'''

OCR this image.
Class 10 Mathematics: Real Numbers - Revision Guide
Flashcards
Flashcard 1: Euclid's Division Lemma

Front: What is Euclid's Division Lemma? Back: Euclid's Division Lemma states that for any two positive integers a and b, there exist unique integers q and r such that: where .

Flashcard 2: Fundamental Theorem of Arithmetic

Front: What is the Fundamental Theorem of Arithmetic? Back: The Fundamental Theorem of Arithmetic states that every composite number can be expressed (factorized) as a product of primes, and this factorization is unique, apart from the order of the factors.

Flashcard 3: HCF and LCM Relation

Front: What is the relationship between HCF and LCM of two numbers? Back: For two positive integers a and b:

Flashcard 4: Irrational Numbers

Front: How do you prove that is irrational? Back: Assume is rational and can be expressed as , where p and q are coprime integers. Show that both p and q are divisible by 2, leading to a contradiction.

'''

_Short exercise:_
Locate all lines that include the word "Division" and copy them out.

_Solution to this problem:_
Flashcard 1: Euclid's Division Lemma
Front: What is Euclid's Division Lemma? Back: Euclid's Division Lemma states that for any two positive integers a and b, there exist unique integers q and r such that: where .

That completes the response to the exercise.